● **EXERCISE AIM**
Extract all lines from the data beneath that include the word "title".

········

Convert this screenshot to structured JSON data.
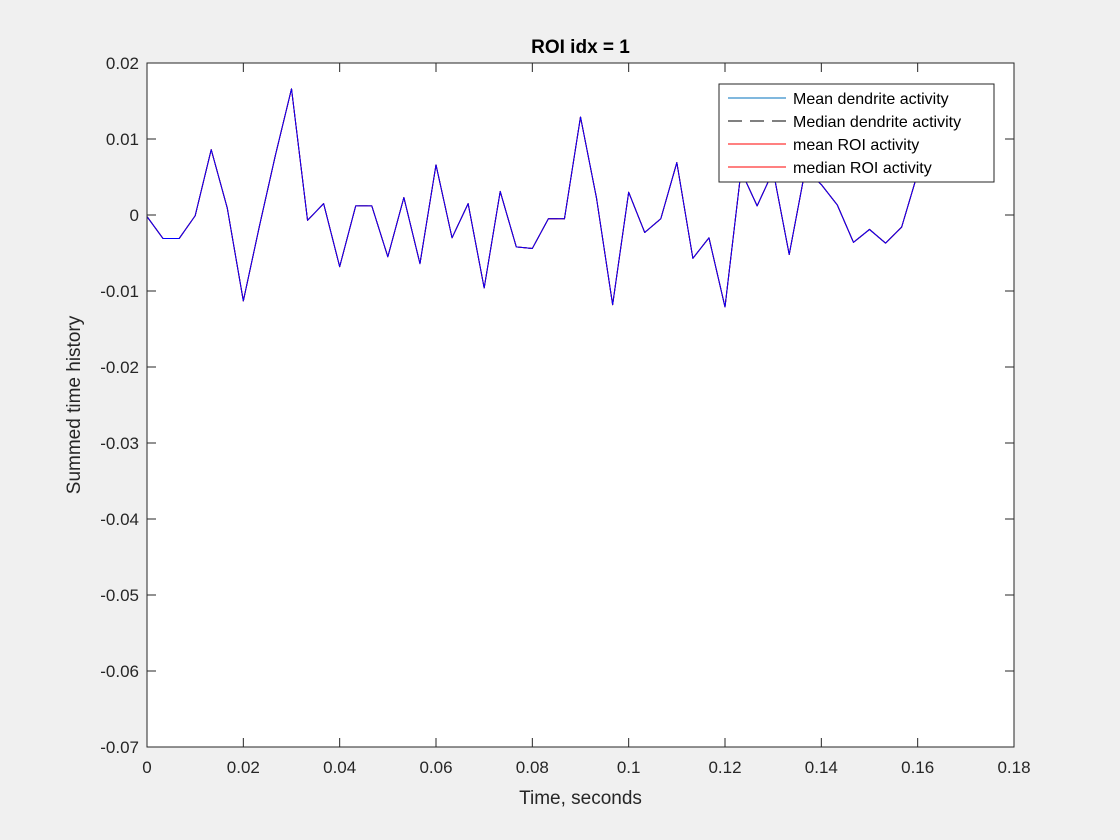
{
  "chart_data": {
    "type": "line",
    "title": "ROI idx = 1",
    "xlabel": "Time, seconds",
    "ylabel": "Summed time history",
    "xlim": [
      0,
      0.18
    ],
    "ylim": [
      -0.07,
      0.02
    ],
    "x_ticks": [
      0,
      0.02,
      0.04,
      0.06,
      0.08,
      0.1,
      0.12,
      0.14,
      0.16,
      0.18
    ],
    "x_tick_labels": [
      "0",
      "0.02",
      "0.04",
      "0.06",
      "0.08",
      "0.1",
      "0.12",
      "0.14",
      "0.16",
      "0.18"
    ],
    "y_ticks": [
      -0.07,
      -0.06,
      -0.05,
      -0.04,
      -0.03,
      -0.02,
      -0.01,
      0,
      0.01,
      0.02
    ],
    "y_tick_labels": [
      "-0.07",
      "-0.06",
      "-0.05",
      "-0.04",
      "-0.03",
      "-0.02",
      "-0.01",
      "0",
      "0.01",
      "0.02"
    ],
    "grid": false,
    "legend_position": "top-right",
    "x": [
      0,
      0.00333,
      0.00667,
      0.01,
      0.01333,
      0.01667,
      0.02,
      0.02333,
      0.02667,
      0.03,
      0.03333,
      0.03667,
      0.04,
      0.04333,
      0.04667,
      0.05,
      0.05333,
      0.05667,
      0.06,
      0.06333,
      0.06667,
      0.07,
      0.07333,
      0.07667,
      0.08,
      0.08333,
      0.08667,
      0.09,
      0.09333,
      0.09667,
      0.1,
      0.10333,
      0.10667,
      0.11,
      0.11333,
      0.11667,
      0.12,
      0.12333,
      0.12667,
      0.13,
      0.13333,
      0.13667,
      0.14,
      0.14333,
      0.14667,
      0.15,
      0.15333,
      0.15667,
      0.16
    ],
    "series": [
      {
        "name": "Mean dendrite activity",
        "color": "#0072bd",
        "dash": "solid",
        "values": [
          -0.0002,
          -0.0031,
          -0.0031,
          -0.0001,
          0.0086,
          0.0009,
          -0.0113,
          -0.0015,
          0.0079,
          0.0166,
          -0.0007,
          0.0015,
          -0.0068,
          0.0012,
          0.0012,
          -0.0055,
          0.0023,
          -0.0064,
          0.0066,
          -0.003,
          0.0015,
          -0.0096,
          0.0031,
          -0.0042,
          -0.0044,
          -0.0005,
          -0.0005,
          0.0129,
          0.0022,
          -0.0118,
          0.003,
          -0.0023,
          -0.0005,
          0.0069,
          -0.0057,
          -0.003,
          -0.0121,
          0.0058,
          0.0012,
          0.0058,
          -0.0052,
          0.006,
          0.004,
          0.0013,
          -0.0036,
          -0.0019,
          -0.0037,
          -0.0016,
          0.0055
        ]
      },
      {
        "name": "Median dendrite activity",
        "color": "#000000",
        "dash": "dashed",
        "values": [
          -0.0002,
          -0.0031,
          -0.0031,
          -0.0001,
          0.0086,
          0.0009,
          -0.0113,
          -0.0015,
          0.0079,
          0.0166,
          -0.0007,
          0.0015,
          -0.0068,
          0.0012,
          0.0012,
          -0.0055,
          0.0023,
          -0.0064,
          0.0066,
          -0.003,
          0.0015,
          -0.0096,
          0.0031,
          -0.0042,
          -0.0044,
          -0.0005,
          -0.0005,
          0.0129,
          0.0022,
          -0.0118,
          0.003,
          -0.0023,
          -0.0005,
          0.0069,
          -0.0057,
          -0.003,
          -0.0121,
          0.0058,
          0.0012,
          0.0058,
          -0.0052,
          0.006,
          0.004,
          0.0013,
          -0.0036,
          -0.0019,
          -0.0037,
          -0.0016,
          0.0055
        ]
      },
      {
        "name": "mean ROI activity",
        "color": "#ff0000",
        "dash": "solid",
        "values": [
          -0.0002,
          -0.0031,
          -0.0031,
          -0.0001,
          0.0086,
          0.0009,
          -0.0113,
          -0.0015,
          0.0079,
          0.0166,
          -0.0007,
          0.0015,
          -0.0068,
          0.0012,
          0.0012,
          -0.0055,
          0.0023,
          -0.0064,
          0.0066,
          -0.003,
          0.0015,
          -0.0096,
          0.0031,
          -0.0042,
          -0.0044,
          -0.0005,
          -0.0005,
          0.0129,
          0.0022,
          -0.0118,
          0.003,
          -0.0023,
          -0.0005,
          0.0069,
          -0.0057,
          -0.003,
          -0.0121,
          0.0058,
          0.0012,
          0.0058,
          -0.0052,
          0.006,
          0.004,
          0.0013,
          -0.0036,
          -0.0019,
          -0.0037,
          -0.0016,
          0.0055
        ]
      },
      {
        "name": "median ROI activity",
        "color": "#ff0000",
        "dash": "solid",
        "values": [
          -0.0002,
          -0.0031,
          -0.0031,
          -0.0001,
          0.0086,
          0.0009,
          -0.0113,
          -0.0015,
          0.0079,
          0.0166,
          -0.0007,
          0.0015,
          -0.0068,
          0.0012,
          0.0012,
          -0.0055,
          0.0023,
          -0.0064,
          0.0066,
          -0.003,
          0.0015,
          -0.0096,
          0.0031,
          -0.0042,
          -0.0044,
          -0.0005,
          -0.0005,
          0.0129,
          0.0022,
          -0.0118,
          0.003,
          -0.0023,
          -0.0005,
          0.0069,
          -0.0057,
          -0.003,
          -0.0121,
          0.0058,
          0.0012,
          0.0058,
          -0.0052,
          0.006,
          0.004,
          0.0013,
          -0.0036,
          -0.0019,
          -0.0037,
          -0.0016,
          0.0055
        ]
      },
      {
        "name": "",
        "color": "#0000ff",
        "dash": "solid",
        "values": [
          -0.0002,
          -0.0031,
          -0.0031,
          -0.0001,
          0.0086,
          0.0009,
          -0.0113,
          -0.0015,
          0.0079,
          0.0166,
          -0.0007,
          0.0015,
          -0.0068,
          0.0012,
          0.0012,
          -0.0055,
          0.0023,
          -0.0064,
          0.0066,
          -0.003,
          0.0015,
          -0.0096,
          0.0031,
          -0.0042,
          -0.0044,
          -0.0005,
          -0.0005,
          0.0129,
          0.0022,
          -0.0118,
          0.003,
          -0.0023,
          -0.0005,
          0.0069,
          -0.0057,
          -0.003,
          -0.0121,
          0.0058,
          0.0012,
          0.0058,
          -0.0052,
          0.006,
          0.004,
          0.0013,
          -0.0036,
          -0.0019,
          -0.0037,
          -0.0016,
          0.0055
        ]
      }
    ],
    "legend_series": [
      0,
      1,
      2,
      3
    ]
  }
}
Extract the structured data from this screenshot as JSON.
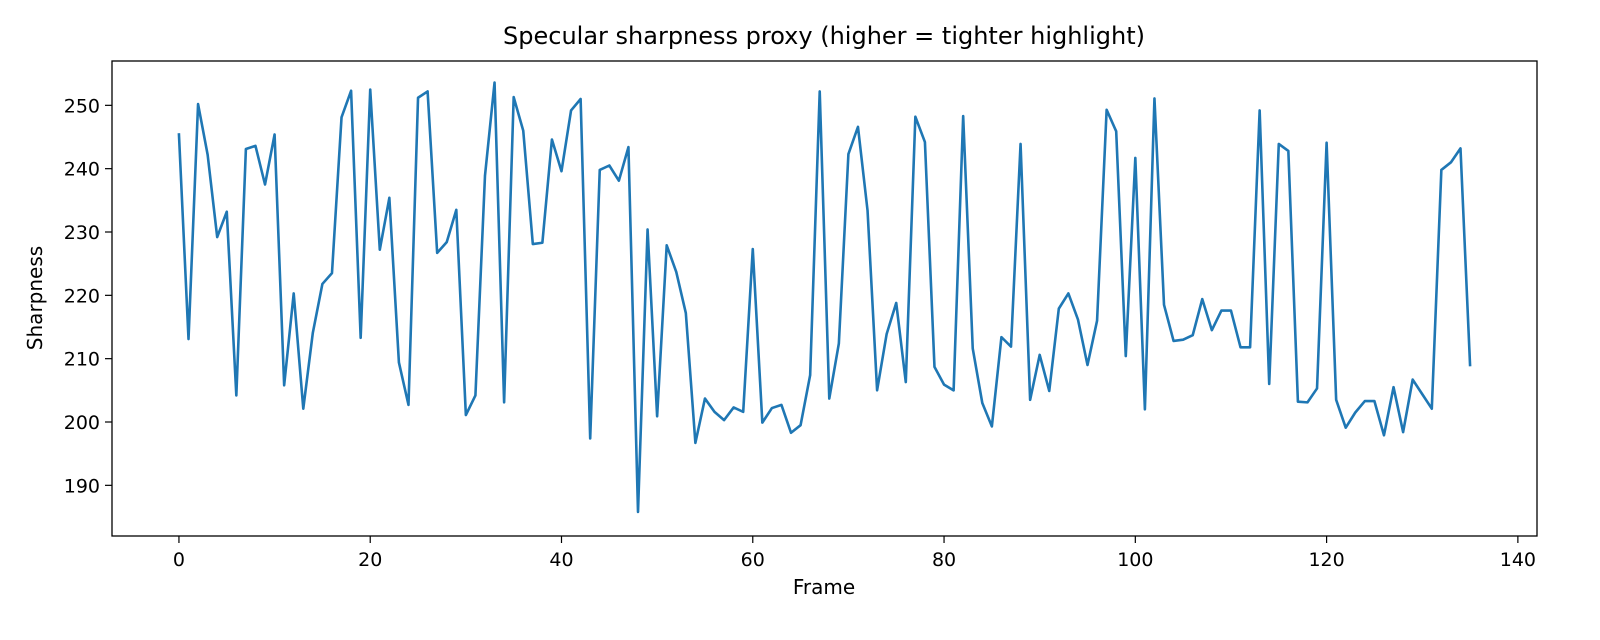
{
  "chart_data": {
    "type": "line",
    "title": "Specular sharpness proxy (higher = tighter highlight)",
    "xlabel": "Frame",
    "ylabel": "Sharpness",
    "xlim": [
      -7,
      142
    ],
    "ylim": [
      182,
      257
    ],
    "xticks": [
      0,
      20,
      40,
      60,
      80,
      100,
      120,
      140
    ],
    "yticks": [
      190,
      200,
      210,
      220,
      230,
      240,
      250
    ],
    "grid": false,
    "series": [
      {
        "color": "#1f77b4",
        "x": [
          0,
          1,
          2,
          3,
          4,
          5,
          6,
          7,
          8,
          9,
          10,
          11,
          12,
          13,
          14,
          15,
          16,
          17,
          18,
          19,
          20,
          21,
          22,
          23,
          24,
          25,
          26,
          27,
          28,
          29,
          30,
          31,
          32,
          33,
          34,
          35,
          36,
          37,
          38,
          39,
          40,
          41,
          42,
          43,
          44,
          45,
          46,
          47,
          48,
          49,
          50,
          51,
          52,
          53,
          54,
          55,
          56,
          57,
          58,
          59,
          60,
          61,
          62,
          63,
          64,
          65,
          66,
          67,
          68,
          69,
          70,
          71,
          72,
          73,
          74,
          75,
          76,
          77,
          78,
          79,
          80,
          81,
          82,
          83,
          84,
          85,
          86,
          87,
          88,
          89,
          90,
          91,
          92,
          93,
          94,
          95,
          96,
          97,
          98,
          99,
          100,
          101,
          102,
          103,
          104,
          105,
          106,
          107,
          108,
          109,
          110,
          111,
          112,
          113,
          114,
          115,
          116,
          117,
          118,
          119,
          120,
          121,
          122,
          123,
          124,
          125,
          126,
          127,
          128,
          129,
          130,
          131,
          132,
          133,
          134,
          135
        ],
        "values": [
          245.4,
          213.1,
          250.2,
          242.2,
          229.2,
          233.2,
          204.2,
          243.1,
          243.6,
          237.5,
          245.4,
          205.8,
          220.3,
          202.1,
          214.1,
          221.8,
          223.5,
          248.1,
          252.3,
          213.3,
          252.5,
          227.2,
          235.4,
          209.4,
          202.7,
          251.2,
          252.2,
          226.7,
          228.4,
          233.5,
          201.1,
          204.2,
          238.9,
          253.6,
          203.1,
          251.3,
          246.0,
          228.1,
          228.3,
          244.6,
          239.6,
          249.2,
          251.0,
          197.4,
          239.8,
          240.5,
          238.1,
          243.4,
          185.8,
          230.4,
          200.9,
          227.9,
          223.7,
          217.2,
          196.7,
          203.7,
          201.6,
          200.3,
          202.3,
          201.6,
          227.3,
          199.9,
          202.2,
          202.7,
          198.3,
          199.5,
          207.4,
          252.2,
          203.7,
          212.4,
          242.3,
          246.6,
          233.4,
          205.0,
          213.9,
          218.8,
          206.3,
          248.2,
          244.2,
          208.7,
          205.9,
          205.0,
          248.3,
          211.6,
          203.0,
          199.3,
          213.4,
          211.9,
          243.9,
          203.5,
          210.6,
          204.9,
          217.9,
          220.3,
          216.2,
          209.0,
          216.0,
          249.3,
          245.9,
          210.4,
          241.7,
          202.0,
          251.1,
          218.5,
          212.8,
          213.0,
          213.7,
          219.4,
          214.5,
          217.6,
          217.6,
          211.8,
          211.8,
          249.2,
          206.0,
          243.9,
          242.8,
          203.2,
          203.1,
          205.3,
          244.1,
          203.5,
          199.1,
          201.5,
          203.3,
          203.3,
          197.9,
          205.5,
          198.4,
          206.7,
          204.4,
          202.1,
          239.8,
          241.0,
          243.2,
          209.0
        ]
      }
    ]
  }
}
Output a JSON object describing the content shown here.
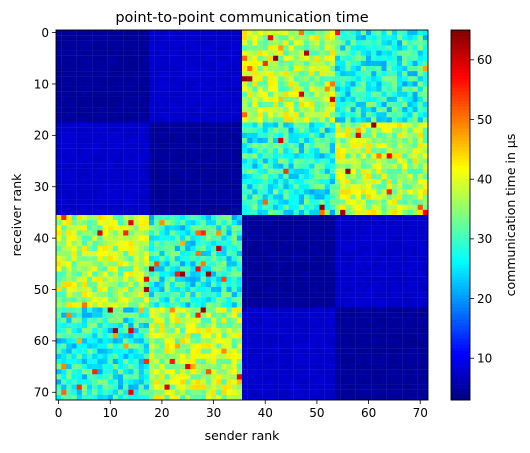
{
  "chart_data": {
    "type": "heatmap",
    "title": "point-to-point communication time",
    "xlabel": "sender rank",
    "ylabel": "receiver rank",
    "x_range": [
      0,
      71
    ],
    "y_range": [
      0,
      71
    ],
    "y_axis_inverted": true,
    "x_ticks": [
      "0",
      "10",
      "20",
      "30",
      "40",
      "50",
      "60",
      "70"
    ],
    "y_ticks": [
      "0",
      "10",
      "20",
      "30",
      "40",
      "50",
      "60",
      "70"
    ],
    "colorbar": {
      "label": "communication time in μs",
      "colormap": "jet",
      "vmin": 3,
      "vmax": 65,
      "ticks": [
        "10",
        "20",
        "30",
        "40",
        "50",
        "60"
      ]
    },
    "grid": false,
    "block_structure": {
      "node_size_ranks": 36,
      "socket_size_ranks": 18,
      "same_socket_time_us": 4,
      "same_node_other_socket_time_us": 7,
      "inter_node_near_time_us": 37,
      "inter_node_far_time_us": 28,
      "max_outlier_time_us": 65
    }
  }
}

········

● **WRITTEN SOLUTION**
    "title": "ROI idx = 1",
    "title": "Specular sharpness proxy (higher = tighter highlight)",
    "title": "point-to-point communication time",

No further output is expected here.